* [GOAL]:
Write every record out again exactly, and keep images out of it.

Figure contents as structured data
_____

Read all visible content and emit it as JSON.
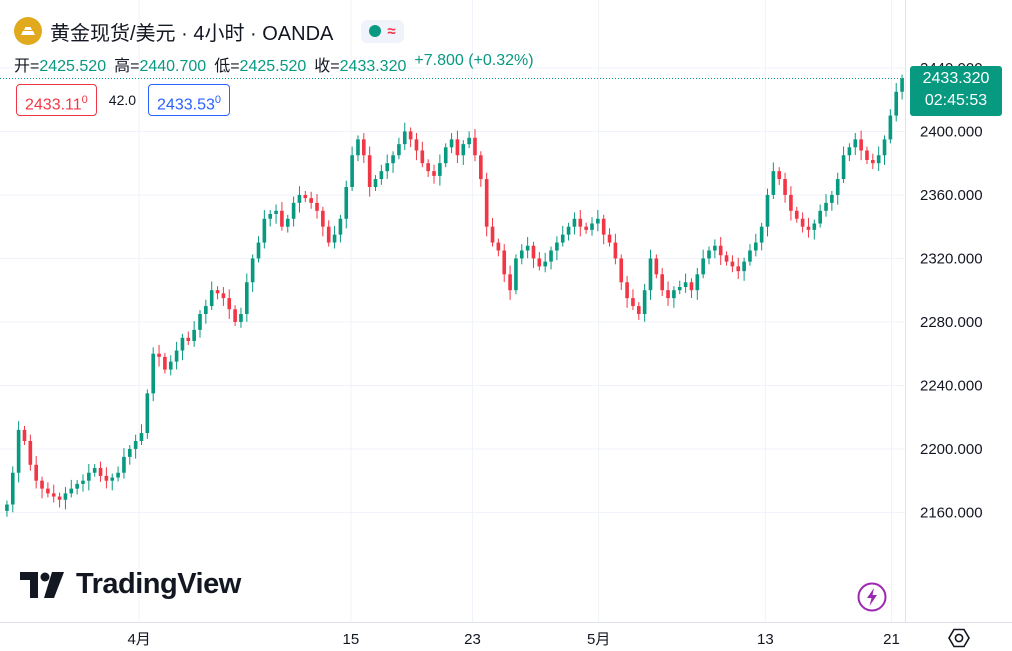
{
  "header": {
    "title": "黄金现货/美元 · 4小时 · OANDA",
    "status_symbol": "≈"
  },
  "ohlc": {
    "open_label": "开=",
    "open": "2425.520",
    "high_label": "高=",
    "high": "2440.700",
    "low_label": "低=",
    "low": "2425.520",
    "close_label": "收=",
    "close": "2433.320",
    "change": "+7.800 (+0.32%)"
  },
  "quotes": {
    "sell_main": "2433.11",
    "sell_sup": "0",
    "spread": "42.0",
    "buy_main": "2433.53",
    "buy_sup": "0"
  },
  "price_tag": {
    "price": "2433.320",
    "countdown": "02:45:53"
  },
  "logo": {
    "text": "TradingView"
  },
  "colors": {
    "up": "#089981",
    "down": "#f23645",
    "grid": "#f0f3fa",
    "accent": "#2962ff"
  },
  "chart_data": {
    "type": "candlestick",
    "ylim": [
      2125,
      2445
    ],
    "y_ticks": [
      2160,
      2200,
      2240,
      2280,
      2320,
      2360,
      2400,
      2440
    ],
    "y_tick_labels": [
      "2160.000",
      "2200.000",
      "2240.000",
      "2280.000",
      "2320.000",
      "2360.000",
      "2400.000",
      "2440.000"
    ],
    "x_ticks": [
      "4月",
      "15",
      "23",
      "5月",
      "13",
      "21"
    ],
    "last_price": 2433.32,
    "closes": [
      2165,
      2185,
      2212,
      2205,
      2190,
      2180,
      2175,
      2172,
      2170,
      2168,
      2172,
      2175,
      2178,
      2180,
      2185,
      2188,
      2183,
      2180,
      2182,
      2185,
      2195,
      2200,
      2205,
      2210,
      2235,
      2260,
      2258,
      2250,
      2255,
      2262,
      2270,
      2268,
      2275,
      2285,
      2290,
      2300,
      2298,
      2295,
      2288,
      2280,
      2285,
      2305,
      2320,
      2330,
      2345,
      2348,
      2350,
      2340,
      2345,
      2355,
      2360,
      2358,
      2355,
      2350,
      2340,
      2330,
      2335,
      2345,
      2365,
      2385,
      2395,
      2385,
      2365,
      2370,
      2375,
      2380,
      2385,
      2392,
      2400,
      2395,
      2388,
      2380,
      2375,
      2372,
      2380,
      2390,
      2395,
      2385,
      2392,
      2396,
      2385,
      2370,
      2340,
      2330,
      2325,
      2310,
      2300,
      2320,
      2325,
      2328,
      2320,
      2315,
      2318,
      2325,
      2330,
      2335,
      2340,
      2345,
      2340,
      2338,
      2342,
      2345,
      2335,
      2330,
      2320,
      2305,
      2295,
      2290,
      2285,
      2300,
      2320,
      2310,
      2300,
      2295,
      2300,
      2302,
      2305,
      2300,
      2310,
      2320,
      2325,
      2328,
      2322,
      2318,
      2315,
      2312,
      2318,
      2325,
      2330,
      2340,
      2360,
      2375,
      2370,
      2360,
      2350,
      2345,
      2340,
      2338,
      2342,
      2350,
      2355,
      2360,
      2370,
      2385,
      2390,
      2395,
      2388,
      2382,
      2380,
      2385,
      2395,
      2410,
      2425,
      2433.32
    ]
  }
}
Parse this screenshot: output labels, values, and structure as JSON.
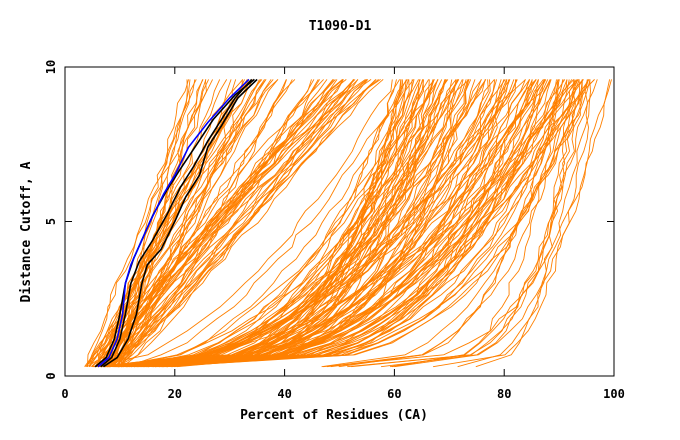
{
  "chart_data": {
    "type": "line",
    "title": "T1090-D1",
    "xlabel": "Percent of Residues (CA)",
    "ylabel": "Distance Cutoff, A",
    "xlim": [
      0,
      100
    ],
    "ylim": [
      0,
      10
    ],
    "x_ticks": [
      0,
      20,
      40,
      60,
      80,
      100
    ],
    "y_ticks": [
      0,
      5,
      10
    ],
    "grid": false,
    "legend": "none",
    "colors": {
      "models": "#ff8000",
      "highlight_black": "#000000",
      "highlight_blue": "#0000ff"
    },
    "series": [
      {
        "color": "#0000ff",
        "x": [
          6,
          8,
          9.5,
          10.5,
          11,
          12,
          13.5,
          15.5,
          18,
          20,
          22.5,
          26,
          30,
          33.5
        ],
        "y": [
          0.3,
          0.6,
          1.2,
          2,
          3,
          3.6,
          4.2,
          5,
          5.9,
          6.5,
          7.4,
          8.2,
          9,
          9.6
        ]
      },
      {
        "color": "#000000",
        "x": [
          5.5,
          7.5,
          9,
          10,
          11,
          12.5,
          14,
          16,
          18.5,
          21,
          24,
          27,
          31,
          34.5
        ],
        "y": [
          0.3,
          0.6,
          1.2,
          2,
          3,
          3.8,
          4.4,
          5.2,
          6,
          6.7,
          7.5,
          8.3,
          9.1,
          9.6
        ]
      },
      {
        "color": "#000000",
        "x": [
          6.5,
          8.5,
          10,
          11,
          12,
          13.5,
          16,
          18.5,
          21,
          23.5,
          26,
          28.5,
          31,
          34
        ],
        "y": [
          0.3,
          0.6,
          1.2,
          2,
          3,
          3.7,
          4.4,
          5.2,
          6.1,
          6.8,
          7.6,
          8.3,
          9,
          9.6
        ]
      },
      {
        "color": "#000000",
        "x": [
          7,
          9.5,
          11.5,
          13,
          14,
          15,
          17.5,
          20,
          22,
          24.5,
          26,
          28.5,
          31.5,
          35
        ],
        "y": [
          0.3,
          0.6,
          1.2,
          2,
          3,
          3.6,
          4.1,
          5,
          5.8,
          6.5,
          7.4,
          8.1,
          9,
          9.6
        ]
      }
    ]
  }
}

_____

* [REPLY]:
Read all visible content and emit it as JSON.
{
  "header": {
    "title": "黄金现货/美元 · 4小时 · OANDA",
    "status_symbol": "≈"
  },
  "ohlc": {
    "open_label": "开=",
    "open": "2425.520",
    "high_label": "高=",
    "high": "2440.700",
    "low_label": "低=",
    "low": "2425.520",
    "close_label": "收=",
    "close": "2433.320",
    "change": "+7.800 (+0.32%)"
  },
  "quotes": {
    "sell_main": "2433.11",
    "sell_sup": "0",
    "spread": "42.0",
    "buy_main": "2433.53",
    "buy_sup": "0"
  },
  "price_tag": {
    "price": "2433.320",
    "countdown": "02:45:53"
  },
  "logo": {
    "text": "TradingView"
  },
  "colors": {
    "up": "#089981",
    "down": "#f23645",
    "grid": "#f0f3fa",
    "accent": "#2962ff"
  },
  "chart_data": {
    "type": "candlestick",
    "ylim": [
      2125,
      2445
    ],
    "y_ticks": [
      2160,
      2200,
      2240,
      2280,
      2320,
      2360,
      2400,
      2440
    ],
    "y_tick_labels": [
      "2160.000",
      "2200.000",
      "2240.000",
      "2280.000",
      "2320.000",
      "2360.000",
      "2400.000",
      "2440.000"
    ],
    "x_ticks": [
      "4月",
      "15",
      "23",
      "5月",
      "13",
      "21"
    ],
    "last_price": 2433.32,
    "closes": [
      2165,
      2185,
      2212,
      2205,
      2190,
      2180,
      2175,
      2172,
      2170,
      2168,
      2172,
      2175,
      2178,
      2180,
      2185,
      2188,
      2183,
      2180,
      2182,
      2185,
      2195,
      2200,
      2205,
      2210,
      2235,
      2260,
      2258,
      2250,
      2255,
      2262,
      2270,
      2268,
      2275,
      2285,
      2290,
      2300,
      2298,
      2295,
      2288,
      2280,
      2285,
      2305,
      2320,
      2330,
      2345,
      2348,
      2350,
      2340,
      2345,
      2355,
      2360,
      2358,
      2355,
      2350,
      2340,
      2330,
      2335,
      2345,
      2365,
      2385,
      2395,
      2385,
      2365,
      2370,
      2375,
      2380,
      2385,
      2392,
      2400,
      2395,
      2388,
      2380,
      2375,
      2372,
      2380,
      2390,
      2395,
      2385,
      2392,
      2396,
      2385,
      2370,
      2340,
      2330,
      2325,
      2310,
      2300,
      2320,
      2325,
      2328,
      2320,
      2315,
      2318,
      2325,
      2330,
      2335,
      2340,
      2345,
      2340,
      2338,
      2342,
      2345,
      2335,
      2330,
      2320,
      2305,
      2295,
      2290,
      2285,
      2300,
      2320,
      2310,
      2300,
      2295,
      2300,
      2302,
      2305,
      2300,
      2310,
      2320,
      2325,
      2328,
      2322,
      2318,
      2315,
      2312,
      2318,
      2325,
      2330,
      2340,
      2360,
      2375,
      2370,
      2360,
      2350,
      2345,
      2340,
      2338,
      2342,
      2350,
      2355,
      2360,
      2370,
      2385,
      2390,
      2395,
      2388,
      2382,
      2380,
      2385,
      2395,
      2410,
      2425,
      2433.32
    ]
  }
}
Parse this screenshot: output labels, values, and structure as JSON.
{
  "chart_data": {
    "type": "line",
    "title": "T1090-D1",
    "xlabel": "Percent of Residues (CA)",
    "ylabel": "Distance Cutoff, A",
    "xlim": [
      0,
      100
    ],
    "ylim": [
      0,
      10
    ],
    "x_ticks": [
      0,
      20,
      40,
      60,
      80,
      100
    ],
    "y_ticks": [
      0,
      5,
      10
    ],
    "grid": false,
    "legend": "none",
    "colors": {
      "models": "#ff8000",
      "highlight_black": "#000000",
      "highlight_blue": "#0000ff"
    },
    "series": [
      {
        "color": "#0000ff",
        "x": [
          6,
          8,
          9.5,
          10.5,
          11,
          12,
          13.5,
          15.5,
          18,
          20,
          22.5,
          26,
          30,
          33.5
        ],
        "y": [
          0.3,
          0.6,
          1.2,
          2,
          3,
          3.6,
          4.2,
          5,
          5.9,
          6.5,
          7.4,
          8.2,
          9,
          9.6
        ]
      },
      {
        "color": "#000000",
        "x": [
          5.5,
          7.5,
          9,
          10,
          11,
          12.5,
          14,
          16,
          18.5,
          21,
          24,
          27,
          31,
          34.5
        ],
        "y": [
          0.3,
          0.6,
          1.2,
          2,
          3,
          3.8,
          4.4,
          5.2,
          6,
          6.7,
          7.5,
          8.3,
          9.1,
          9.6
        ]
      },
      {
        "color": "#000000",
        "x": [
          6.5,
          8.5,
          10,
          11,
          12,
          13.5,
          16,
          18.5,
          21,
          23.5,
          26,
          28.5,
          31,
          34
        ],
        "y": [
          0.3,
          0.6,
          1.2,
          2,
          3,
          3.7,
          4.4,
          5.2,
          6.1,
          6.8,
          7.6,
          8.3,
          9,
          9.6
        ]
      },
      {
        "color": "#000000",
        "x": [
          7,
          9.5,
          11.5,
          13,
          14,
          15,
          17.5,
          20,
          22,
          24.5,
          26,
          28.5,
          31.5,
          35
        ],
        "y": [
          0.3,
          0.6,
          1.2,
          2,
          3,
          3.6,
          4.1,
          5,
          5.8,
          6.5,
          7.4,
          8.1,
          9,
          9.6
        ]
      }
    ]
  }
}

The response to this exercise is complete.